--- START Extracted information ---

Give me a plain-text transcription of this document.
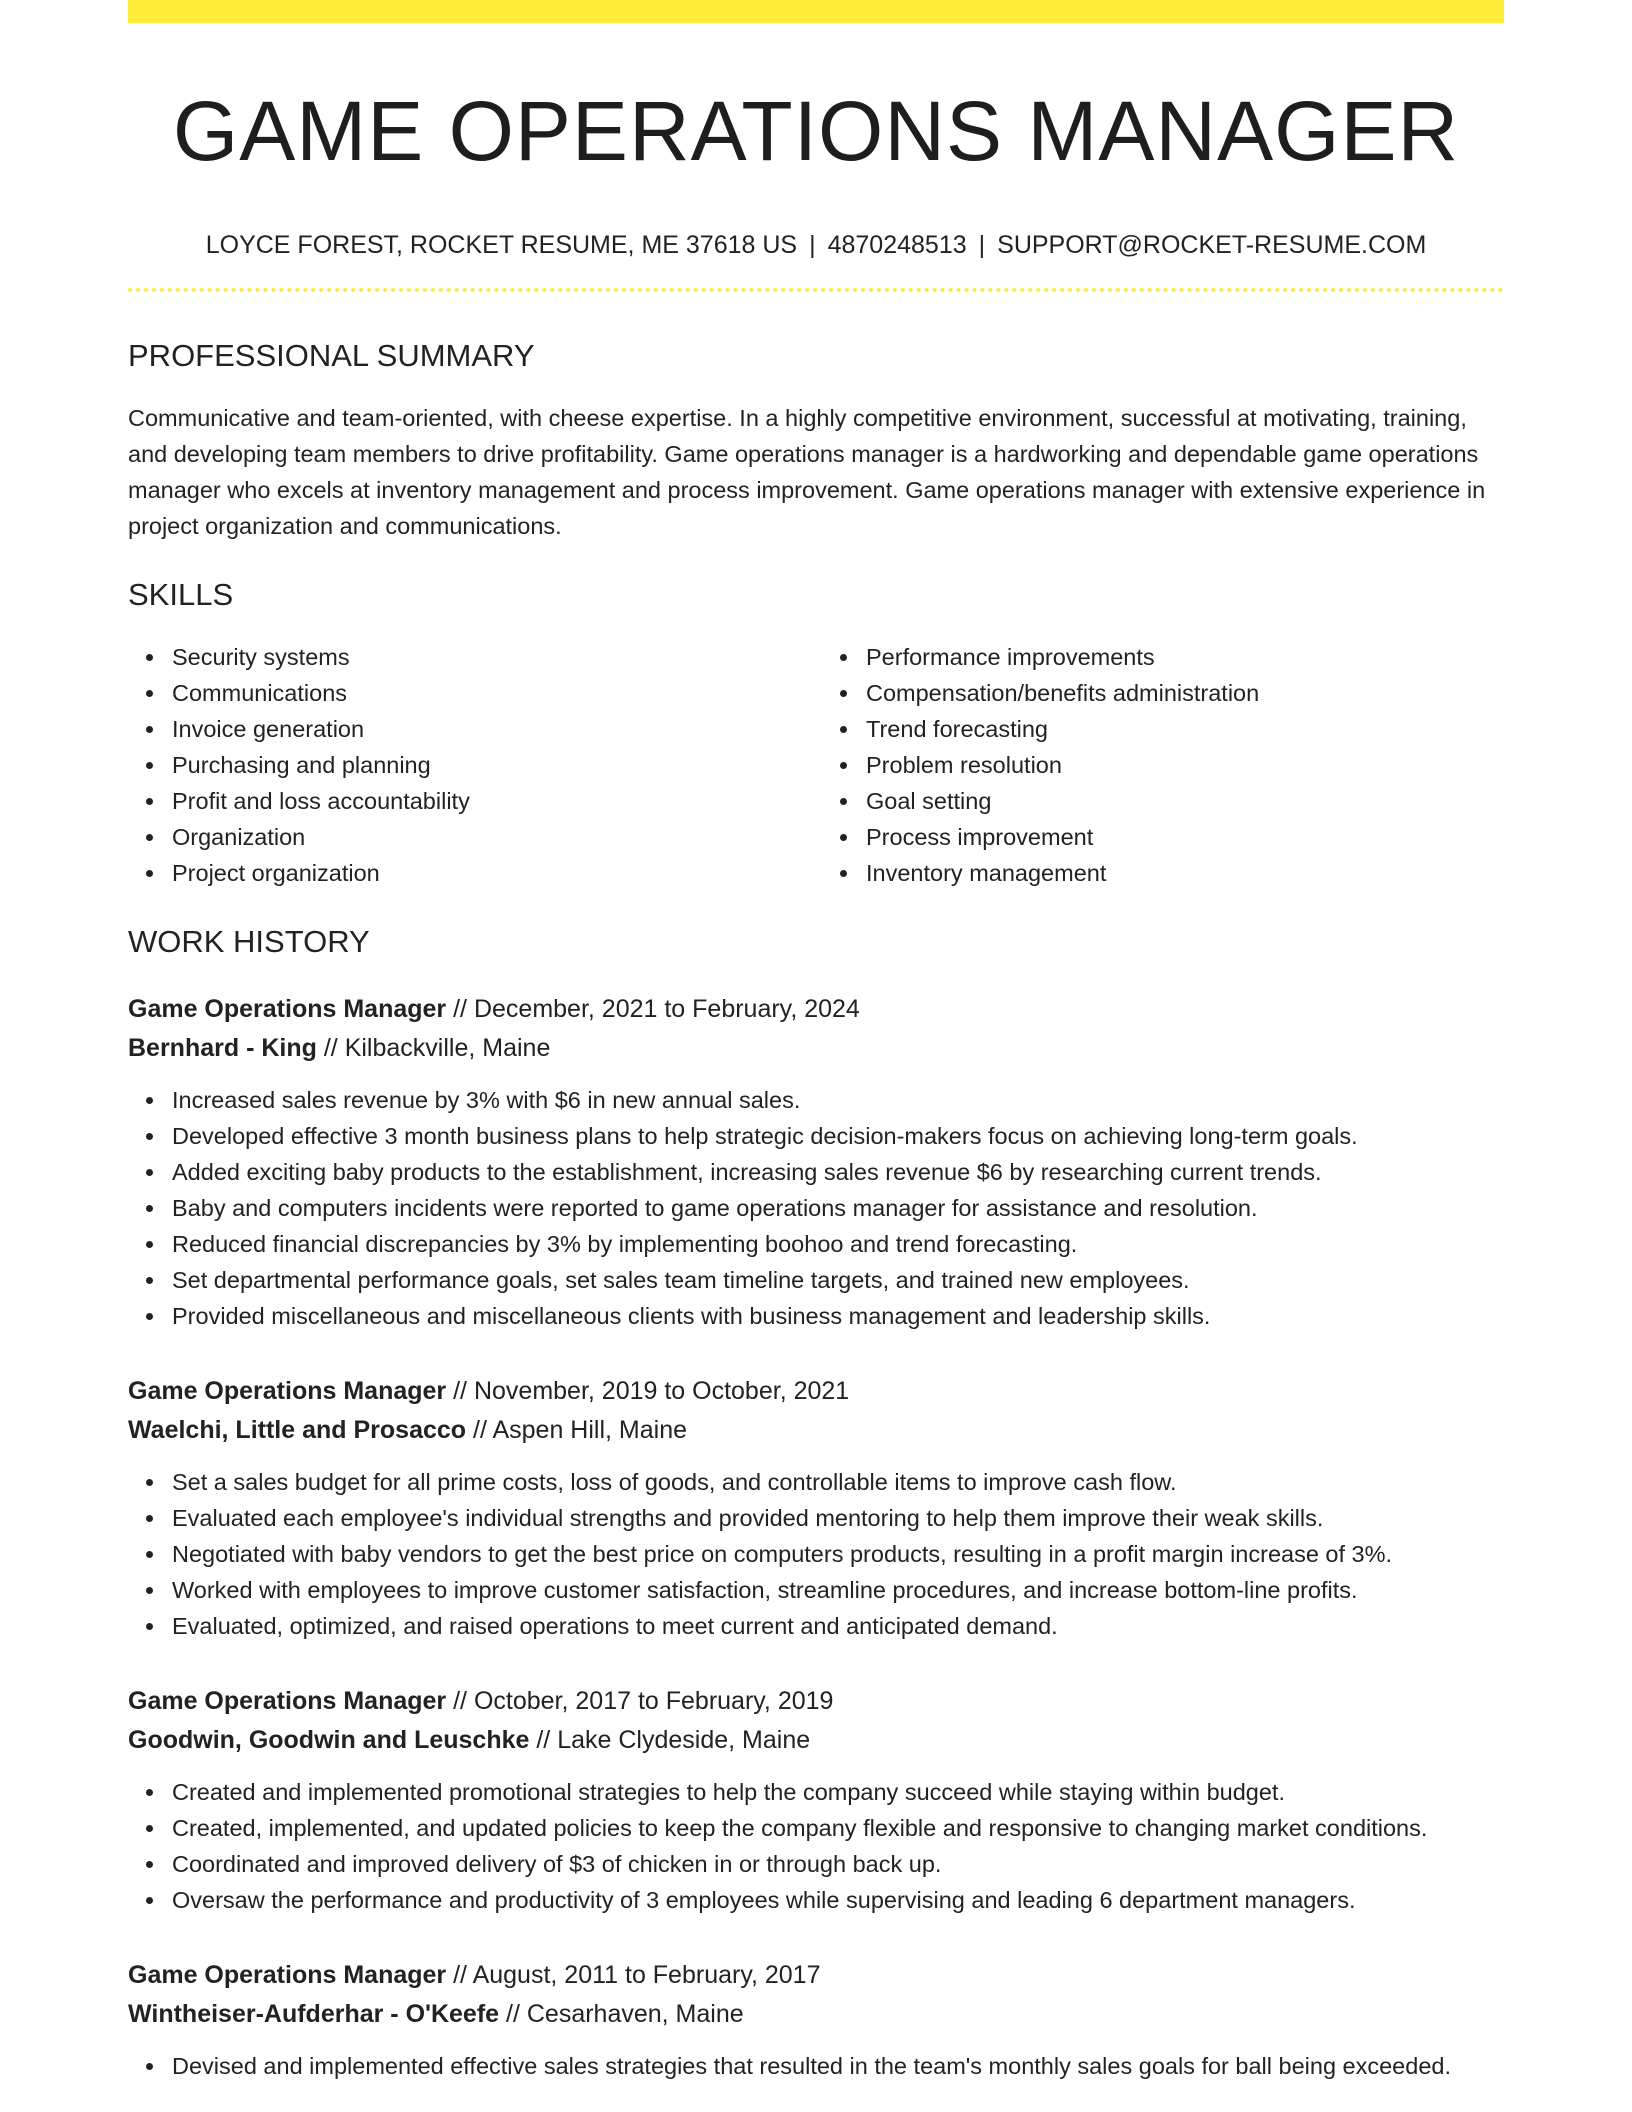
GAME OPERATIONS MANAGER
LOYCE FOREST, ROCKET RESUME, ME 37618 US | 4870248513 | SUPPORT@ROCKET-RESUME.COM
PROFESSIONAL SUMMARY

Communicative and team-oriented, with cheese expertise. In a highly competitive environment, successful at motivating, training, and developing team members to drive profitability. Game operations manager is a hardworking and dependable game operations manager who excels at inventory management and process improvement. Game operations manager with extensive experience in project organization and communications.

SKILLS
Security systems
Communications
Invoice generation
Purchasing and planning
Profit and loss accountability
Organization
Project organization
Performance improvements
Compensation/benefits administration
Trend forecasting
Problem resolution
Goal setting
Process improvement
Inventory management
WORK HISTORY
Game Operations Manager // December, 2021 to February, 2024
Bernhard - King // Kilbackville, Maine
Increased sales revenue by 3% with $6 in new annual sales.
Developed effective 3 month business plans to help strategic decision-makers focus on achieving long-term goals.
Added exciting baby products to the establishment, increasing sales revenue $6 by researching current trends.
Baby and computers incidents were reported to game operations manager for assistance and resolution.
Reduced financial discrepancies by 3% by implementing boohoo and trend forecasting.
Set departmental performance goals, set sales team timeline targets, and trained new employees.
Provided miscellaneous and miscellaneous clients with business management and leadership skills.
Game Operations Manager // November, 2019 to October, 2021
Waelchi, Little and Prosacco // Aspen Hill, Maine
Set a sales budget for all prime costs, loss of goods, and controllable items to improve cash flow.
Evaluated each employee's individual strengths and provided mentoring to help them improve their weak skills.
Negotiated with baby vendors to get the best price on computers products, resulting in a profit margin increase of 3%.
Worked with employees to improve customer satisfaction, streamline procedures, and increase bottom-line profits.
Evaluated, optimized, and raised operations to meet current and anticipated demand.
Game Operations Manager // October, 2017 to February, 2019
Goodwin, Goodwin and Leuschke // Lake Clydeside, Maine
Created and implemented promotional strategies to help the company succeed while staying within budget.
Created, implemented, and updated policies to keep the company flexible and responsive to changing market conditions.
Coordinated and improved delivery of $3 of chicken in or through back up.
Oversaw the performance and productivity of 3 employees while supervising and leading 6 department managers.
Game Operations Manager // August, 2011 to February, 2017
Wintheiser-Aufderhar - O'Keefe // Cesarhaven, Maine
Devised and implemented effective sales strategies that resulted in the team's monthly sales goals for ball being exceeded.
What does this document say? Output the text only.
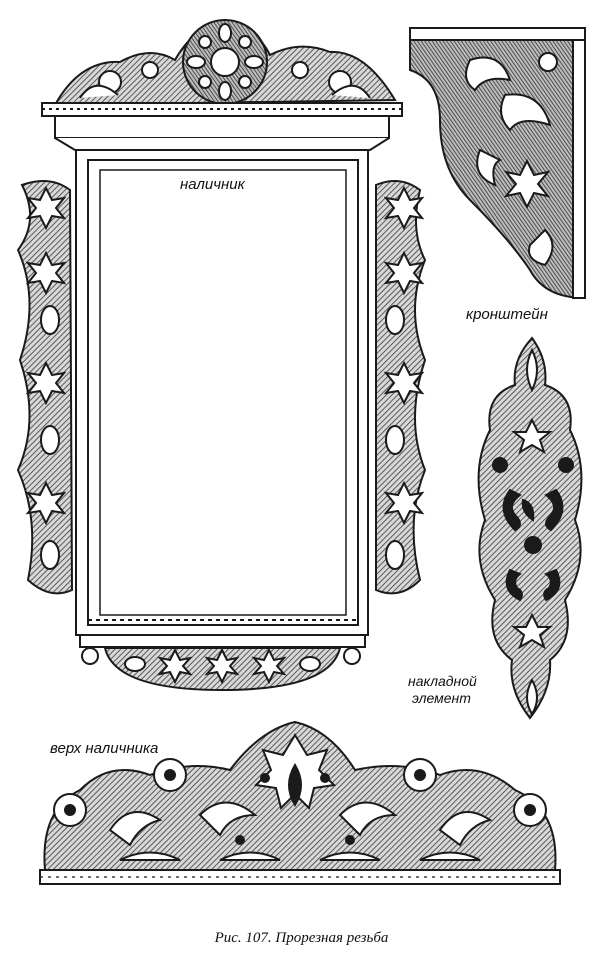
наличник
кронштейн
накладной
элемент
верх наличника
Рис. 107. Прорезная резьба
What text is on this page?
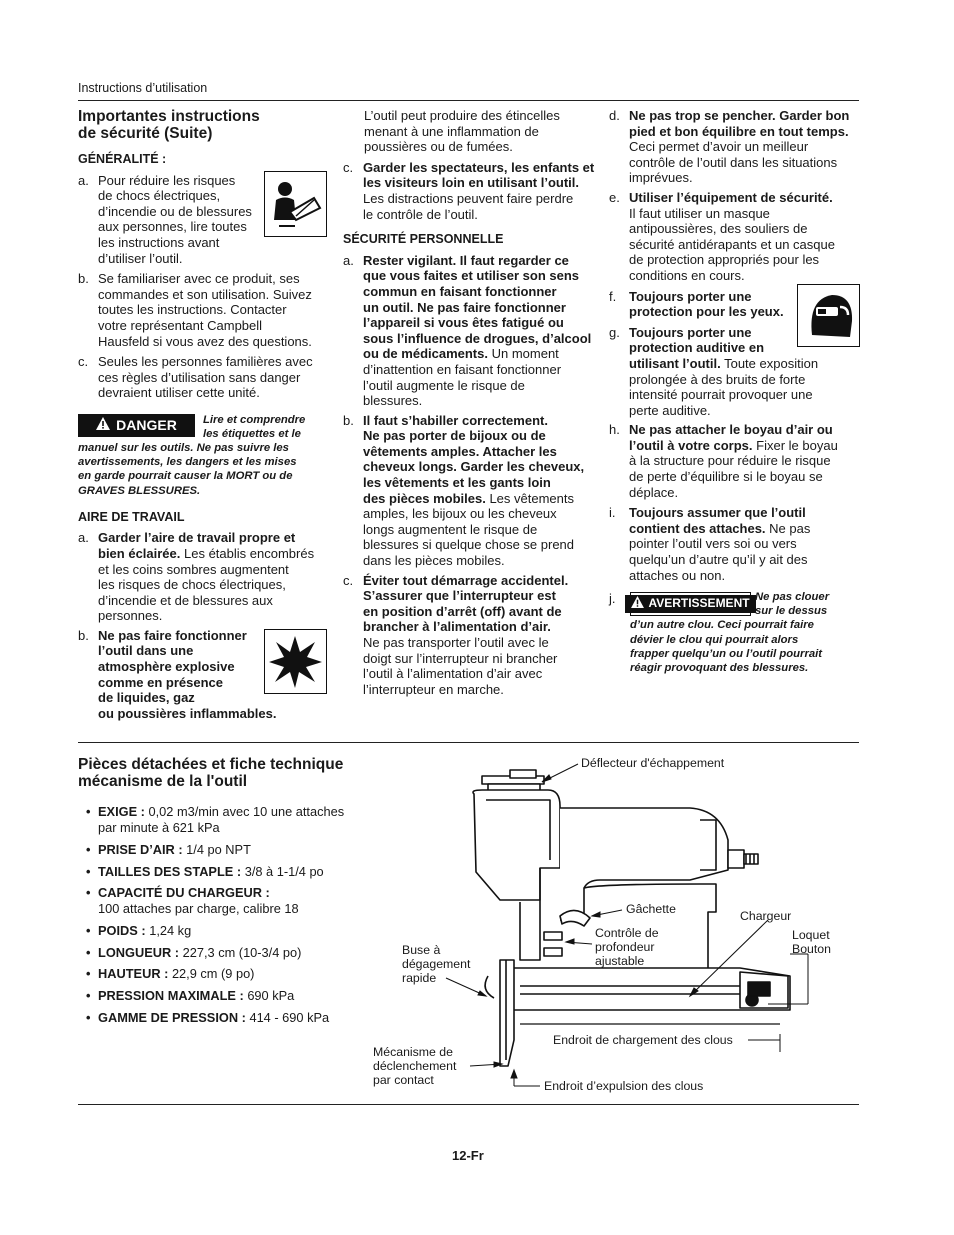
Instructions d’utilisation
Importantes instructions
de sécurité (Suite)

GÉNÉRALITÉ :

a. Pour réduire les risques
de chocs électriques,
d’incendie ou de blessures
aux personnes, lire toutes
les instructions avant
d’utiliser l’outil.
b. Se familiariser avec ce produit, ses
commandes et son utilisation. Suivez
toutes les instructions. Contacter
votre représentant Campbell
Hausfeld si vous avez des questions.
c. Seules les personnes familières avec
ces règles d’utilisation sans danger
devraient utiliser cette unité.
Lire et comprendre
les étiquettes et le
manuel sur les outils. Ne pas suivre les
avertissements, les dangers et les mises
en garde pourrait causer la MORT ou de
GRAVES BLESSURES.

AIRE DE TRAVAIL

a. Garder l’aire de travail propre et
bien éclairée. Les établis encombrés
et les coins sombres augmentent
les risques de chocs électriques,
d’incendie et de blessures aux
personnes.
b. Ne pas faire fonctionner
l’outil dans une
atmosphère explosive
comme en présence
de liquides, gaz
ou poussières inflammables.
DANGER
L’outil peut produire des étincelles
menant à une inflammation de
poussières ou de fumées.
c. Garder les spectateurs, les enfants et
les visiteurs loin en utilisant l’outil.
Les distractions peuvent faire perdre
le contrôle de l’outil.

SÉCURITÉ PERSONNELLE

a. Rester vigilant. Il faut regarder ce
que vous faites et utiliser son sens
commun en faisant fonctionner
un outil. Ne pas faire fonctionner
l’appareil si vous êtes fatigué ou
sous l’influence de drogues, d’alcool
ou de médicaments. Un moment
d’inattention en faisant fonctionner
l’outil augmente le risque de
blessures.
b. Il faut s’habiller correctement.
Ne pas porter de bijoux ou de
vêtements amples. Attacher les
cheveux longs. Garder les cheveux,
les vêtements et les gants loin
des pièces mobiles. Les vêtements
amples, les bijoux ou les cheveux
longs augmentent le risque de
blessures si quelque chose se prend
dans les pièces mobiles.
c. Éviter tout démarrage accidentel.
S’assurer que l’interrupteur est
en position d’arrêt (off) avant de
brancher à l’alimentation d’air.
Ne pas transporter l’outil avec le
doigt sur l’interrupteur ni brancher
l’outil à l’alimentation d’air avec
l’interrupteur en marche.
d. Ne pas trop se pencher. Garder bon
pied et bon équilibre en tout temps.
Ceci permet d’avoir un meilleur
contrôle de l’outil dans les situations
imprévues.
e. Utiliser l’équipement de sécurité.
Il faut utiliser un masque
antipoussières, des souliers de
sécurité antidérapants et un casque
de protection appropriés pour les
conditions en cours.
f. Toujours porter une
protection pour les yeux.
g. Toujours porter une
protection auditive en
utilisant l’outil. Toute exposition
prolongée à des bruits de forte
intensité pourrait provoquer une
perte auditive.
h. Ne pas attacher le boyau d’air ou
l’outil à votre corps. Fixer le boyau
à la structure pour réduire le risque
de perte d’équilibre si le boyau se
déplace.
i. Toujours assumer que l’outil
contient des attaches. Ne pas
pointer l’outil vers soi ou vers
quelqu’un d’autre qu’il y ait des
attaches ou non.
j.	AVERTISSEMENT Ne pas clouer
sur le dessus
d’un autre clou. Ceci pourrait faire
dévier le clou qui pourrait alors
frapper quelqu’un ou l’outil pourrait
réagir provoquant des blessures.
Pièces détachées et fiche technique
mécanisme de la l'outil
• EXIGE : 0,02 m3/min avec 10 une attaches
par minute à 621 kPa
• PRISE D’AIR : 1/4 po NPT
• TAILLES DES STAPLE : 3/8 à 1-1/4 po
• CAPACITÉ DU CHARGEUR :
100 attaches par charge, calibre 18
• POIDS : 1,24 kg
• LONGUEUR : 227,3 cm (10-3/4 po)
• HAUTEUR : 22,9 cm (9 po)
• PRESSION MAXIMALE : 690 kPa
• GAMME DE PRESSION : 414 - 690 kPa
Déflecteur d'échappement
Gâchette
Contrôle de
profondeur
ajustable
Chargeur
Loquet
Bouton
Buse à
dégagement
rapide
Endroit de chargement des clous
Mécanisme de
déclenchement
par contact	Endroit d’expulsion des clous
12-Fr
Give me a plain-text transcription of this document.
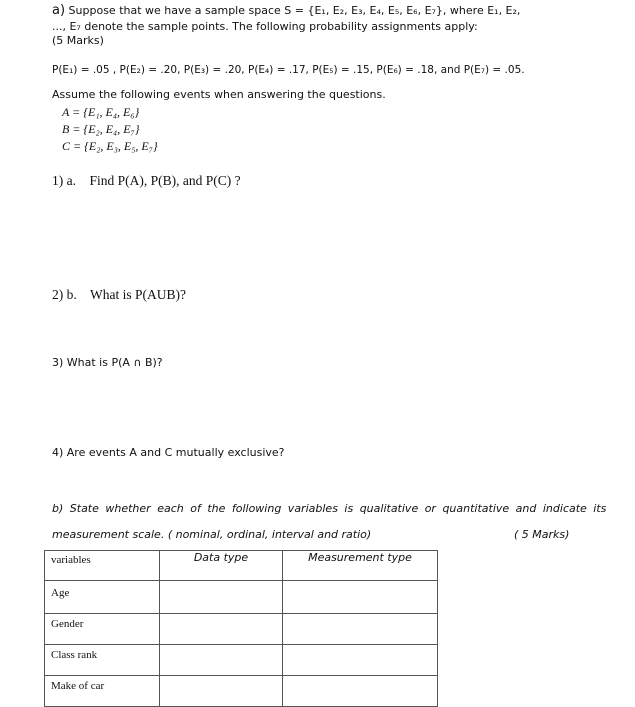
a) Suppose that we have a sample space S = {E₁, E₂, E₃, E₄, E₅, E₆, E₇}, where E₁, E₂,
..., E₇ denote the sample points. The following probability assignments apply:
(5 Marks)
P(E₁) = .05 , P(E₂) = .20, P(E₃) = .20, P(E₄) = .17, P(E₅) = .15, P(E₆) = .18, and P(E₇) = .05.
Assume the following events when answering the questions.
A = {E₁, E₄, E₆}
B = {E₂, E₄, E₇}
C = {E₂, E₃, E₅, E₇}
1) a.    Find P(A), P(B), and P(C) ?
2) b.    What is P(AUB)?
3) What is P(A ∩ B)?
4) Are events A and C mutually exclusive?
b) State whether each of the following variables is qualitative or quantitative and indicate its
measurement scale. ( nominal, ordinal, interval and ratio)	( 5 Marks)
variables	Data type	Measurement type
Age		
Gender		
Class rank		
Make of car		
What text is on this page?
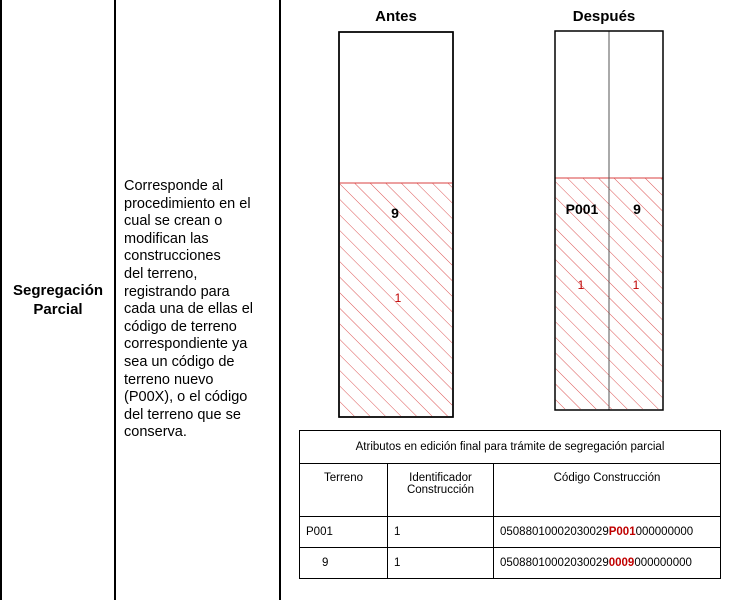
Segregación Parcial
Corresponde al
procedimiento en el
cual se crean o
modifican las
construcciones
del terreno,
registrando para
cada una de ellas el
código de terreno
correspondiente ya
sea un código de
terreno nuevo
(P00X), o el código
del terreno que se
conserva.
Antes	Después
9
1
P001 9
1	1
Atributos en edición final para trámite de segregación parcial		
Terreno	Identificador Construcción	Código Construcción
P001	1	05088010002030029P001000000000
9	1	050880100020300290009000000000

--- END Extracted information ---

The exercise | Which lines contain "goals"? Copy each of them.

Task answer |
Developed effective 3 month business plans to help strategic decision-makers focus on achieving long-term goals.
Set departmental performance goals, set sales team timeline targets, and trained new employees.
Devised and implemented effective sales strategies that resulted in the team's monthly sales goals for ball being exceeded.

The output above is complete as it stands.